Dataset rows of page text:
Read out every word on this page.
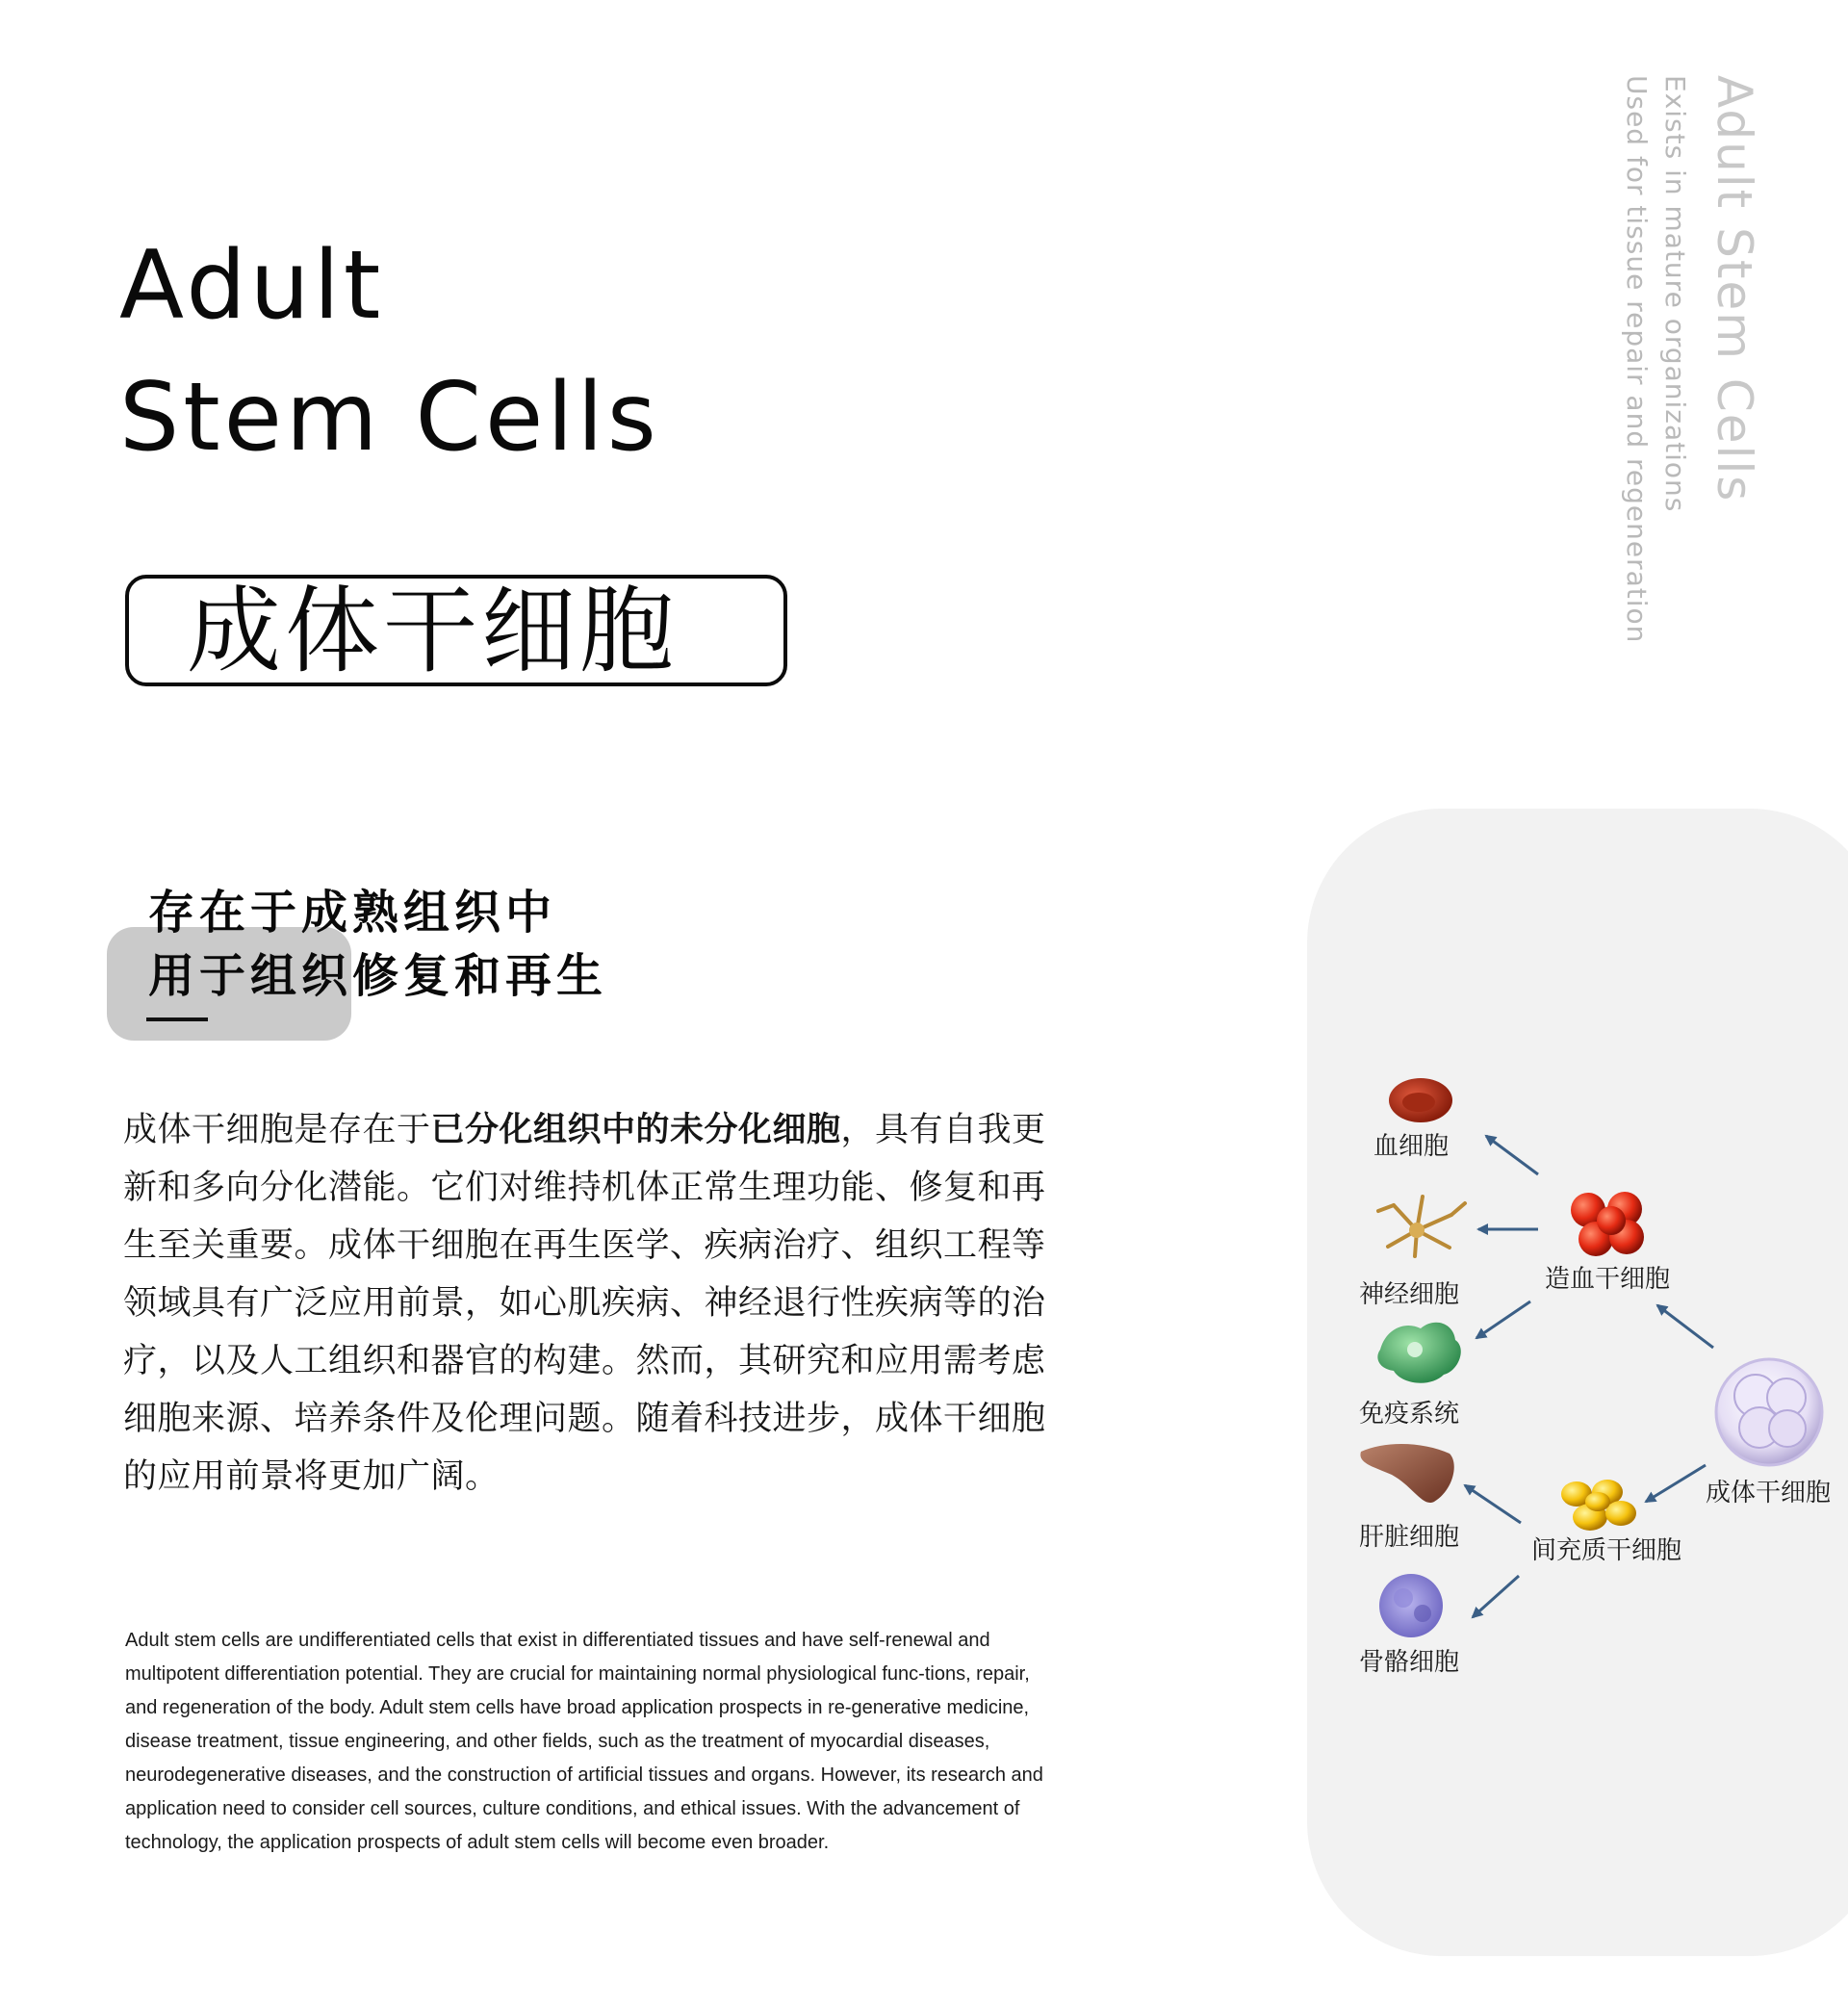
Adult
Stem Cells
成体干细胞
Adult Stem Cells
Exists in mature organizations
Used for tissue repair and regeneration

存在于成熟组织中

用于组织修复和再生

成体干细胞是存在于已分化组织中的未分化细胞，具有自我更新和多向分化潜能。它们对维持机体正常生理功能、修复和再生至关重要。成体干细胞在再生医学、疾病治疗、组织工程等领域具有广泛应用前景，如心肌疾病、神经退行性疾病等的治疗，以及人工组织和器官的构建。然而，其研究和应用需考虑细胞来源、培养条件及伦理问题。随着科技进步，成体干细胞的应用前景将更加广阔。
Adult stem cells are undifferentiated cells that exist in differentiated tissues and have self-renewal and multipotent differentiation potential. They are crucial for maintaining normal physiological func-tions, repair, and regeneration of the body. Adult stem cells have broad application prospects in re-generative medicine, disease treatment, tissue engineering, and other fields, such as the treatment of myocardial diseases, neurodegenerative diseases, and the construction of artificial tissues and organs. However, its research and application need to consider cell sources, culture conditions, and ethical issues. With the advancement of technology, the application prospects of adult stem cells will become even broader.
成体干细胞
造血干细胞
间充质干细胞
血细胞
神经细胞
免疫系统
肝脏细胞
骨骼细胞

◆ What to do ◆
Would you copy each line above exactly as given, dropping any images?

◆ Final answer ◆
Read out every word on this page.
Adult
Stem Cells
成体干细胞
Adult Stem Cells
Exists in mature organizations
Used for tissue repair and regeneration

存在于成熟组织中

用于组织修复和再生

成体干细胞是存在于已分化组织中的未分化细胞，具有自我更新和多向分化潜能。它们对维持机体正常生理功能、修复和再生至关重要。成体干细胞在再生医学、疾病治疗、组织工程等领域具有广泛应用前景，如心肌疾病、神经退行性疾病等的治疗，以及人工组织和器官的构建。然而，其研究和应用需考虑细胞来源、培养条件及伦理问题。随着科技进步，成体干细胞的应用前景将更加广阔。
Adult stem cells are undifferentiated cells that exist in differentiated tissues and have self-renewal and multipotent differentiation potential. They are crucial for maintaining normal physiological func-tions, repair, and regeneration of the body. Adult stem cells have broad application prospects in re-generative medicine, disease treatment, tissue engineering, and other fields, such as the treatment of myocardial diseases, neurodegenerative diseases, and the construction of artificial tissues and organs. However, its research and application need to consider cell sources, culture conditions, and ethical issues. With the advancement of technology, the application prospects of adult stem cells will become even broader.
成体干细胞
造血干细胞
间充质干细胞
血细胞
神经细胞
免疫系统
肝脏细胞
骨骼细胞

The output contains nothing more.